The task: Gather each line containing the string "icon" from these entries.

-------

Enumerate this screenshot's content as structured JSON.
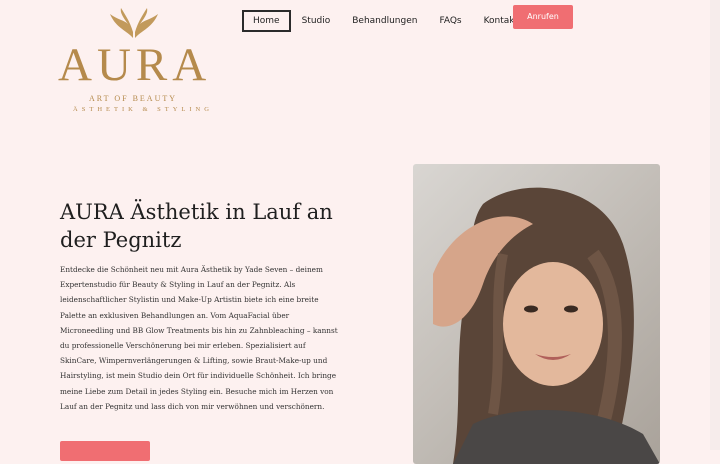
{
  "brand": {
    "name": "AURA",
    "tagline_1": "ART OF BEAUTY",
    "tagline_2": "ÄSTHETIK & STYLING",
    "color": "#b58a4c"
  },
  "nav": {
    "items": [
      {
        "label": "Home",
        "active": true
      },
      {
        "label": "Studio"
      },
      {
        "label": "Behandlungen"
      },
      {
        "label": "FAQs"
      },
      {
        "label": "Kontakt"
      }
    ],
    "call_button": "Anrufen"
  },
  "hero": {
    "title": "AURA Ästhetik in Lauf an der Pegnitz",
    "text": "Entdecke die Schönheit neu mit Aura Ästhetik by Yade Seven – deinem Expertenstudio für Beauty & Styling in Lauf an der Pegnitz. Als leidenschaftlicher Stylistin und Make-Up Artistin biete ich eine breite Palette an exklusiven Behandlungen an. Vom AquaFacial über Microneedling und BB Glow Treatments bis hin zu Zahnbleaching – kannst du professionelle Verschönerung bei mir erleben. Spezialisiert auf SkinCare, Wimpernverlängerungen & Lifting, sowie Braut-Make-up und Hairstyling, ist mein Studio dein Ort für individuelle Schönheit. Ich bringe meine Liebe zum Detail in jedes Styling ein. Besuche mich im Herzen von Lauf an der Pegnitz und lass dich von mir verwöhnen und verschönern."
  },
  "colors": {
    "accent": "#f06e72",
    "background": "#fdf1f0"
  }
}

-------

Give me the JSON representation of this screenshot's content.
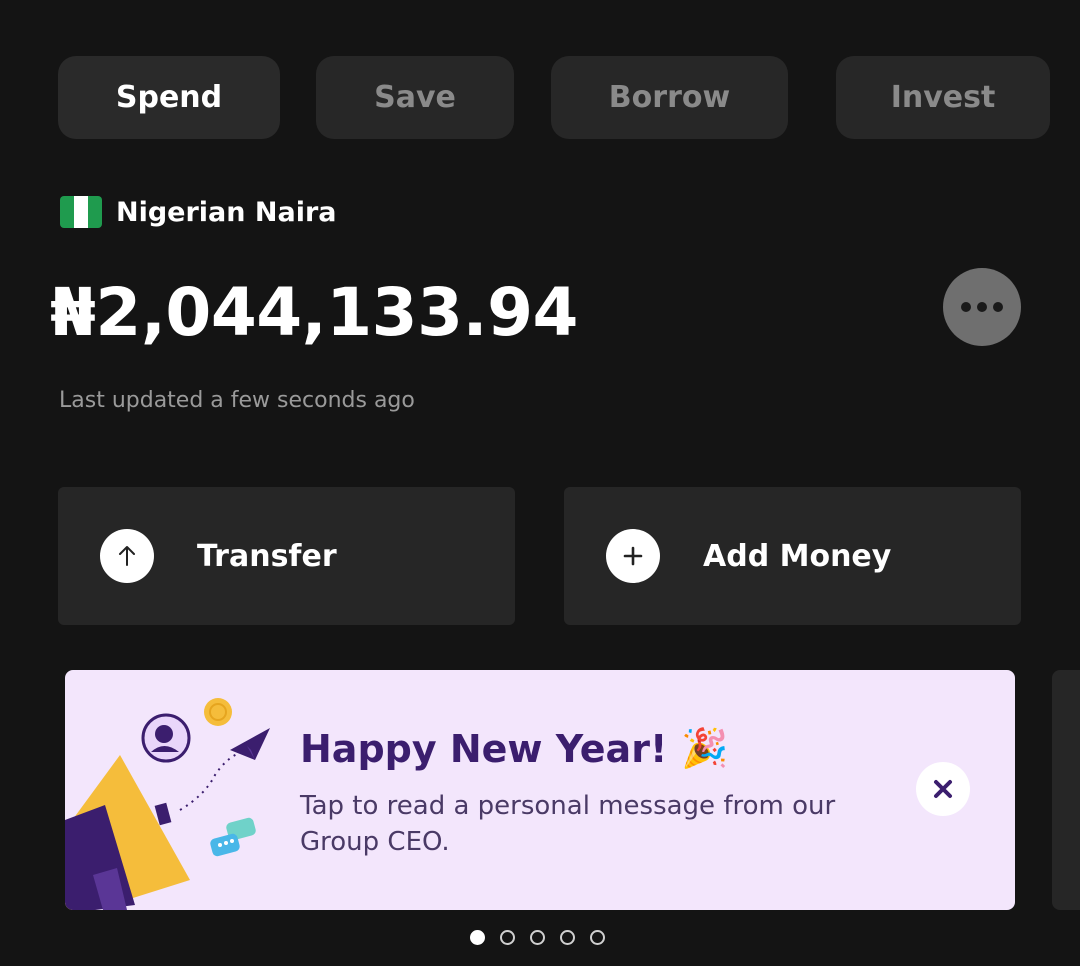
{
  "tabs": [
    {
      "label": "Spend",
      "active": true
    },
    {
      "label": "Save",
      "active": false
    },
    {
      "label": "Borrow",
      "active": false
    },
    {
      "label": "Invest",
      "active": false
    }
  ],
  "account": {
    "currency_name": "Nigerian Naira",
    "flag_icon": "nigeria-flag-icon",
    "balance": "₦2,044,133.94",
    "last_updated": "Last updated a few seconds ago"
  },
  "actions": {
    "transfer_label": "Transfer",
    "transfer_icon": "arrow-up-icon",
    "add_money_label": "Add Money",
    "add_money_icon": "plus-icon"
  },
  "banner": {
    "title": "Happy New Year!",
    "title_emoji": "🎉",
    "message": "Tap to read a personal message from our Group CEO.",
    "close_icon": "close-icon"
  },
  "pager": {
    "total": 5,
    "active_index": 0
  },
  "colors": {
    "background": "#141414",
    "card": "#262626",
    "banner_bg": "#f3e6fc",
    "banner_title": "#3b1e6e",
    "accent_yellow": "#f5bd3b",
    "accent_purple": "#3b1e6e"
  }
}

-------

Answer in full:
    "flag_icon": "nigeria-flag-icon",
    "transfer_icon": "arrow-up-icon",
    "add_money_icon": "plus-icon"
    "close_icon": "close-icon"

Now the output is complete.